[begin RECORDS PROVIDED]

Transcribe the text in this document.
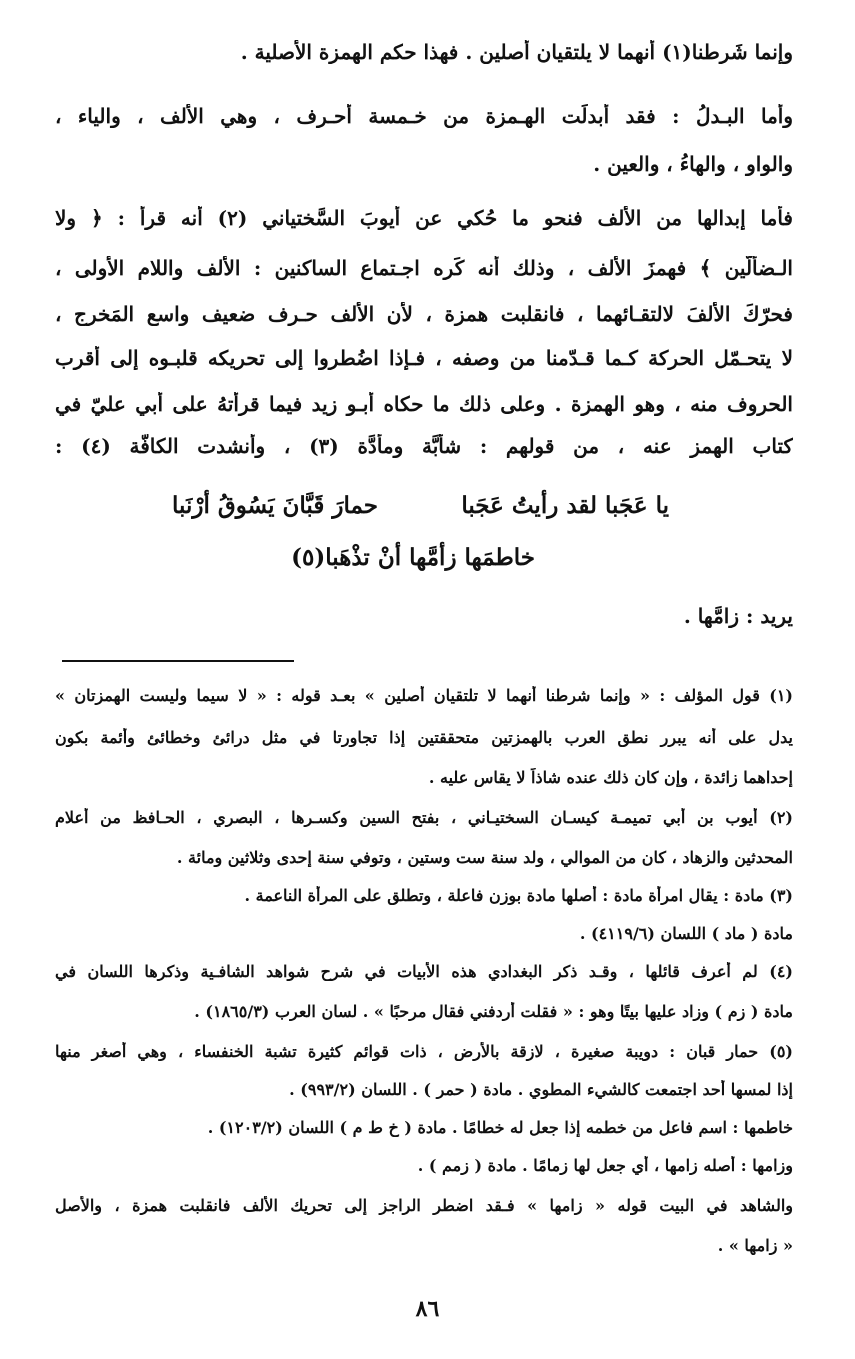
وإنما شَرطنا(١) أنهما لا يلتقيان أصلين . فهذا حكم الهمزة الأصلية .
وأما البـدلُ : فقد أُبدلَت الهـمزة من خـمسة أحـرف ، وهي الألف ، والياء ،
والواو ، والهاءُ ، والعين .
فأما إبدالها من الألف فنحو ما حُكي عن أيوبَ السَّختياني (٢) أنه قرأ : ﴿ ولا
الـضأَلّين ﴾ فهمزَ الألف ، وذلك أنه كَرِه اجـتماع الساكنين : الألف واللام الأولى ،
فحرّكَ الألفَ لالتقـائهما ، فانقلبت همزة ، لأن الألف حـرف ضعيف واسع المَخرج ،
لا يتحـمّل الحركة كـما قـدّمنا من وصفه ، فـإذا اضُطروا إلى تحريكه قلبـوه إلى أقرب
الحروف منه ، وهو الهمزة . وعلى ذلك ما حكاه أبـو زيد فيما قرأتهُ على أبي عليّ في
كتاب الهمز عنه ، من قولهم : شأبَّة ومأدَّة (٣) ، وأنشدت الكافّة (٤) :
يا عَجَبا لقد رأيتُ عَجَبا
حمارَ قَبَّانَ يَسُوقُ أرْنَبا
خاطمَها زأمَّها أنْ تذْهَبا(٥)
يريد : زامَّها .
(١) قول المؤلف : « وإنما شرطنا أنهما لا تلتقيان أصلين » بعـد قوله : « لا سيما وليست الهمزتان »
يدل على أنه يبرر نطق العرب بالهمزتين متحققتين إذا تجاورتا في مثل درائئ وخطائئ وأئمة بكون
إحداهما زائدة ، وإن كان ذلك عنده شاذاً لا يقاس عليه .
(٢) أيوب بن أبي تميمـة كيسـان السختيـاني ، بفتح السين وكسـرها ، البصري ، الحـافظ من أعلام
المحدثين والزهاد ، كان من الموالي ، ولد سنة ست وستين ، وتوفي سنة إحدى وثلاثين ومائة .
(٣) مادة : يقال امرأة مادة : أصلها مادة بوزن فاعلة ، وتطلق على المرأة الناعمة .
مادة ( ماد ) اللسان (٤١١٩/٦) .
(٤) لم أعرف قائلها ، وقـد ذكر البغدادي هذه الأبيات في شرح شواهد الشافـية وذكرها اللسان في
مادة ( زم ) وزاد عليها بيتًا وهو : « فقلت أردفني فقال مرحبًا » . لسان العرب (١٨٦٥/٣) .
(٥) حمار قبان : دويبة صغيرة ، لازقة بالأرض ، ذات قوائم كثيرة تشبة الخنفساء ، وهي أصغر منها
إذا لمسها أحد اجتمعت كالشيء المطوي . مادة ( حمر ) . اللسان (٩٩٣/٢) .
خاطمها : اسم فاعل من خطمه إذا جعل له خطامًا . مادة ( خ ط م ) اللسان (١٢٠٣/٢) .
وزامها : أصله زامها ، أي جعل لها زمامًا . مادة ( زمم ) .
والشاهد في البيت قوله « زامها » فـقد اضطر الراجز إلى تحريك الألف فانقلبت همزة ، والأصل
« زامها » .
٨٦
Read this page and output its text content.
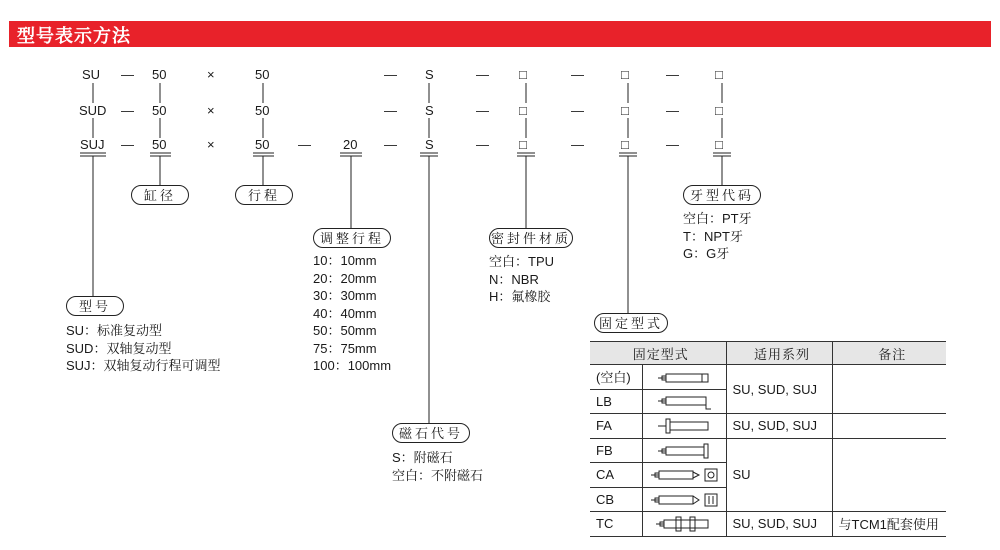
型号表示方法
SU — 50	×	50	— S	— □	—	□	—	□
SUD — 50	×	50	— S	— □	—	□	—	□
SUJ — 50	×	50 — 20 — S	— □	—	□	—	□
缸径	行程
调整行程	密封件材质
牙型代码
型号
磁石代号
固定型式
10：10mm
20：20mm
30：30mm
40：40mm
50：50mm
75：75mm
100：100mm
空白：TPU
N：NBR
H：氟橡胶
空白：PT牙
T：NPT牙
G：G牙
SU：标准复动型
SUD：双轴复动型
SUJ：双轴复动行程可调型
S：附磁石
空白：不附磁石
固定型式		适用系列	备注
(空白)		SU, SUD, SUJ	
LB	
FA		SU, SUD, SUJ	
FB		SU	
CA	
CB	
TC		SU, SUD, SUJ	与TCM1配套使用
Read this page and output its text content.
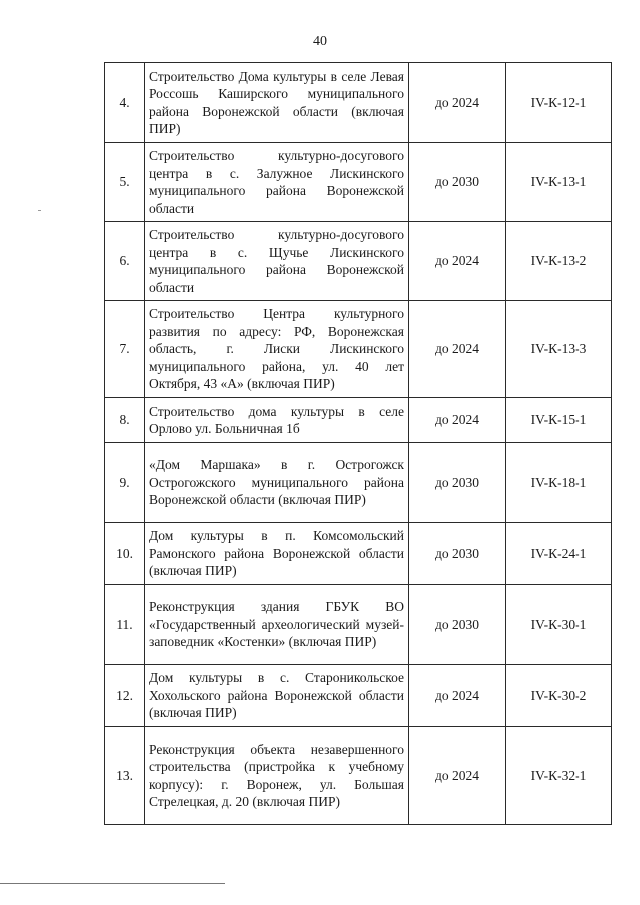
40
4.	Строительство Дома культуры в селе Левая Россошь Каширского муниципального района Воронежской области (включая ПИР)	до 2024	IV-К-12-1
5.	Строительство культурно-досугового центра в с. Залужное Лискинского муниципального района Воронежской области	до 2030	IV-К-13-1
6.	Строительство культурно-досугового центра в с. Щучье Лискинского муниципального района Воронежской области	до 2024	IV-К-13-2
7.	Строительство Центра культурного развития по адресу: РФ, Воронежская область, г. Лиски Лискинского муниципального района, ул. 40 лет Октября, 43 «А» (включая ПИР)	до 2024	IV-К-13-3
8.	Строительство дома культуры в селе Орлово ул. Больничная 1б	до 2024	IV-К-15-1
9.	«Дом Маршака» в г. Острогожск Острогожского муниципального района Воронежской области (включая ПИР)	до 2030	IV-К-18-1
10.	Дом культуры в п. Комсомольский Рамонского района Воронежской области (включая ПИР)	до 2030	IV-К-24-1
11.	Реконструкция здания ГБУК ВО «Государственный археологический музей-заповедник «Костенки» (включая ПИР)	до 2030	IV-К-30-1
12.	Дом культуры в с. Староникольское Хохольского района Воронежской области (включая ПИР)	до 2024	IV-К-30-2
13.	Реконструкция объекта незавершенного строительства (пристройка к учебному корпусу): г. Воронеж, ул. Большая Стрелецкая, д. 20 (включая ПИР)	до 2024	IV-К-32-1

[end RECORDS PROVIDED]

▶ WHAT IS REQUIRED: Leave out the pictures and give the rest of the records again exactly.

▶ RESULT FOR THIS EXERCISE:
Transcribe the text in this document.
وإنما شَرطنا(١) أنهما لا يلتقيان أصلين . فهذا حكم الهمزة الأصلية .
وأما البـدلُ : فقد أُبدلَت الهـمزة من خـمسة أحـرف ، وهي الألف ، والياء ،
والواو ، والهاءُ ، والعين .
فأما إبدالها من الألف فنحو ما حُكي عن أيوبَ السَّختياني (٢) أنه قرأ : ﴿ ولا
الـضأَلّين ﴾ فهمزَ الألف ، وذلك أنه كَرِه اجـتماع الساكنين : الألف واللام الأولى ،
فحرّكَ الألفَ لالتقـائهما ، فانقلبت همزة ، لأن الألف حـرف ضعيف واسع المَخرج ،
لا يتحـمّل الحركة كـما قـدّمنا من وصفه ، فـإذا اضُطروا إلى تحريكه قلبـوه إلى أقرب
الحروف منه ، وهو الهمزة . وعلى ذلك ما حكاه أبـو زيد فيما قرأتهُ على أبي عليّ في
كتاب الهمز عنه ، من قولهم : شأبَّة ومأدَّة (٣) ، وأنشدت الكافّة (٤) :
يا عَجَبا لقد رأيتُ عَجَبا
حمارَ قَبَّانَ يَسُوقُ أرْنَبا
خاطمَها زأمَّها أنْ تذْهَبا(٥)
يريد : زامَّها .
(١) قول المؤلف : « وإنما شرطنا أنهما لا تلتقيان أصلين » بعـد قوله : « لا سيما وليست الهمزتان »
يدل على أنه يبرر نطق العرب بالهمزتين متحققتين إذا تجاورتا في مثل درائئ وخطائئ وأئمة بكون
إحداهما زائدة ، وإن كان ذلك عنده شاذاً لا يقاس عليه .
(٢) أيوب بن أبي تميمـة كيسـان السختيـاني ، بفتح السين وكسـرها ، البصري ، الحـافظ من أعلام
المحدثين والزهاد ، كان من الموالي ، ولد سنة ست وستين ، وتوفي سنة إحدى وثلاثين ومائة .
(٣) مادة : يقال امرأة مادة : أصلها مادة بوزن فاعلة ، وتطلق على المرأة الناعمة .
مادة ( ماد ) اللسان (٤١١٩/٦) .
(٤) لم أعرف قائلها ، وقـد ذكر البغدادي هذه الأبيات في شرح شواهد الشافـية وذكرها اللسان في
مادة ( زم ) وزاد عليها بيتًا وهو : « فقلت أردفني فقال مرحبًا » . لسان العرب (١٨٦٥/٣) .
(٥) حمار قبان : دويبة صغيرة ، لازقة بالأرض ، ذات قوائم كثيرة تشبة الخنفساء ، وهي أصغر منها
إذا لمسها أحد اجتمعت كالشيء المطوي . مادة ( حمر ) . اللسان (٩٩٣/٢) .
خاطمها : اسم فاعل من خطمه إذا جعل له خطامًا . مادة ( خ ط م ) اللسان (١٢٠٣/٢) .
وزامها : أصله زامها ، أي جعل لها زمامًا . مادة ( زمم ) .
والشاهد في البيت قوله « زامها » فـقد اضطر الراجز إلى تحريك الألف فانقلبت همزة ، والأصل
« زامها » .
٨٦
Read this page and output its text content.
型号表示方法
SU — 50	×	50	— S	— □	—	□	—	□
SUD — 50	×	50	— S	— □	—	□	—	□
SUJ — 50	×	50 — 20 — S	— □	—	□	—	□
缸径	行程
调整行程	密封件材质
牙型代码
型号
磁石代号
固定型式
10：10mm
20：20mm
30：30mm
40：40mm
50：50mm
75：75mm
100：100mm
空白：TPU
N：NBR
H：氟橡胶
空白：PT牙
T：NPT牙
G：G牙
SU：标准复动型
SUD：双轴复动型
SUJ：双轴复动行程可调型
S：附磁石
空白：不附磁石
固定型式		适用系列	备注
(空白)		SU, SUD, SUJ	
LB	
FA		SU, SUD, SUJ	
FB		SU	
CA	
CB	
TC		SU, SUD, SUJ	与TCM1配套使用
Read this page and output its text content.
40
4.	Строительство Дома культуры в селе Левая Россошь Каширского муниципального района Воронежской области (включая ПИР)	до 2024	IV-К-12-1
5.	Строительство культурно-досугового центра в с. Залужное Лискинского муниципального района Воронежской области	до 2030	IV-К-13-1
6.	Строительство культурно-досугового центра в с. Щучье Лискинского муниципального района Воронежской области	до 2024	IV-К-13-2
7.	Строительство Центра культурного развития по адресу: РФ, Воронежская область, г. Лиски Лискинского муниципального района, ул. 40 лет Октября, 43 «А» (включая ПИР)	до 2024	IV-К-13-3
8.	Строительство дома культуры в селе Орлово ул. Больничная 1б	до 2024	IV-К-15-1
9.	«Дом Маршака» в г. Острогожск Острогожского муниципального района Воронежской области (включая ПИР)	до 2030	IV-К-18-1
10.	Дом культуры в п. Комсомольский Рамонского района Воронежской области (включая ПИР)	до 2030	IV-К-24-1
11.	Реконструкция здания ГБУК ВО «Государственный археологический музей-заповедник «Костенки» (включая ПИР)	до 2030	IV-К-30-1
12.	Дом культуры в с. Староникольское Хохольского района Воронежской области (включая ПИР)	до 2024	IV-К-30-2
13.	Реконструкция объекта незавершенного строительства (пристройка к учебному корпусу): г. Воронеж, ул. Большая Стрелецкая, д. 20 (включая ПИР)	до 2024	IV-К-32-1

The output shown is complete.